§ **TASK MATERIAL**
□ □ □ □ □ □ □

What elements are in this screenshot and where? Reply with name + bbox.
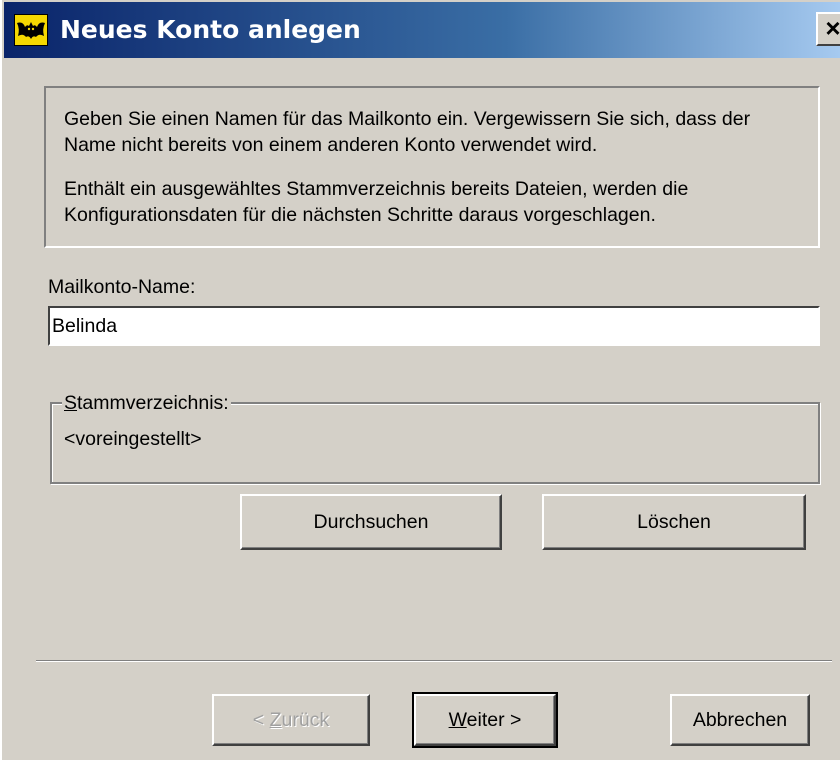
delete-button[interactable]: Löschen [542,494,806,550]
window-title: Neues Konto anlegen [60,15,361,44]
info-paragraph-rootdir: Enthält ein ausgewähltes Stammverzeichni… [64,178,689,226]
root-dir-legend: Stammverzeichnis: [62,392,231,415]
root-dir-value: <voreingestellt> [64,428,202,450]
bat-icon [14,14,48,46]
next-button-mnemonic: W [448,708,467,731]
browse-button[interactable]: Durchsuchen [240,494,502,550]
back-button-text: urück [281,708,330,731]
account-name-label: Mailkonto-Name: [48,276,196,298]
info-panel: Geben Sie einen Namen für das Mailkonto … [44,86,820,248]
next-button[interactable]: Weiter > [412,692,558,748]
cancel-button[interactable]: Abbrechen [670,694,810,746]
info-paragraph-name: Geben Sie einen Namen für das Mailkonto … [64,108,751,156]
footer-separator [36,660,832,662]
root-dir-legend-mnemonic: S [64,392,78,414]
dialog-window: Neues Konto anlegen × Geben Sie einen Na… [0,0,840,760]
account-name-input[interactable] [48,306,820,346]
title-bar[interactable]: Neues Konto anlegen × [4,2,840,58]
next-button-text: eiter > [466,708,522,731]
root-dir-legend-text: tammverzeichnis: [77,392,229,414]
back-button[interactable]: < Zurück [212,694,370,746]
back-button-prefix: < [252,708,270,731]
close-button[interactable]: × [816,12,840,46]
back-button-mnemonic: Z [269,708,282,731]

□ □ □ □ □ □ □

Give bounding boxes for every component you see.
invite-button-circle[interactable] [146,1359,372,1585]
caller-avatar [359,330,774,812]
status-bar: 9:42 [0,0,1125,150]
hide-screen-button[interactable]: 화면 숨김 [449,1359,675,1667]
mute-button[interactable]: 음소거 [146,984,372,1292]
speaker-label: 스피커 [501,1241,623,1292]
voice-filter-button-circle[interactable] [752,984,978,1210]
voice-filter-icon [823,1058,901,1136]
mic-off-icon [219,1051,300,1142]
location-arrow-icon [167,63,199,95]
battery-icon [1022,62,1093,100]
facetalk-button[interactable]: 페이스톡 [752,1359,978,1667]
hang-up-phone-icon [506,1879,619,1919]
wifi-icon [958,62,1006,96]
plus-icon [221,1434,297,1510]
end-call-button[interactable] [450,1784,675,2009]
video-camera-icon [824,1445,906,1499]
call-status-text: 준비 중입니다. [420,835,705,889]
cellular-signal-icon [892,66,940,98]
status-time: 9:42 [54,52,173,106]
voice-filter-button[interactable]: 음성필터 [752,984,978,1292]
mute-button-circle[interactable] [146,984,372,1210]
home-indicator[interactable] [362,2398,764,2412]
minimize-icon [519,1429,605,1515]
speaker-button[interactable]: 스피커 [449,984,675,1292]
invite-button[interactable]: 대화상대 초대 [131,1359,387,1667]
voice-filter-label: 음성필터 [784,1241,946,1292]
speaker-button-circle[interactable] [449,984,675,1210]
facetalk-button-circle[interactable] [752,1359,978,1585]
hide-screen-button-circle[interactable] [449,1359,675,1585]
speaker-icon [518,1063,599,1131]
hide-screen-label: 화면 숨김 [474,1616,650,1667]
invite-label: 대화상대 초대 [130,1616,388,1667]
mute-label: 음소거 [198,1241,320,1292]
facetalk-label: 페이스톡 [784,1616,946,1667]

□ □ □ □ □ □ □

Copy out the records word for word, everything from the line that contains "Give bounding boxes" down to the line that contains "speaker-button-circle[interactable] [449,984,675,1210]", both of those lines included.

§ **TASK RESPONSE**
Give bounding boxes for every component you see.
invite-button-circle[interactable] [146,1359,372,1585]
caller-avatar [359,330,774,812]
status-bar: 9:42 [0,0,1125,150]
hide-screen-button[interactable]: 화면 숨김 [449,1359,675,1667]
mute-button[interactable]: 음소거 [146,984,372,1292]
speaker-label: 스피커 [501,1241,623,1292]
voice-filter-button-circle[interactable] [752,984,978,1210]
voice-filter-icon [823,1058,901,1136]
mic-off-icon [219,1051,300,1142]
location-arrow-icon [167,63,199,95]
battery-icon [1022,62,1093,100]
facetalk-button[interactable]: 페이스톡 [752,1359,978,1667]
hang-up-phone-icon [506,1879,619,1919]
wifi-icon [958,62,1006,96]
plus-icon [221,1434,297,1510]
end-call-button[interactable] [450,1784,675,2009]
video-camera-icon [824,1445,906,1499]
call-status-text: 준비 중입니다. [420,835,705,889]
cellular-signal-icon [892,66,940,98]
status-time: 9:42 [54,52,173,106]
voice-filter-button[interactable]: 음성필터 [752,984,978,1292]
mute-button-circle[interactable] [146,984,372,1210]
home-indicator[interactable] [362,2398,764,2412]
minimize-icon [519,1429,605,1515]
speaker-button[interactable]: 스피커 [449,984,675,1292]
invite-button[interactable]: 대화상대 초대 [131,1359,387,1667]
voice-filter-label: 음성필터 [784,1241,946,1292]
speaker-button-circle[interactable] [449,984,675,1210]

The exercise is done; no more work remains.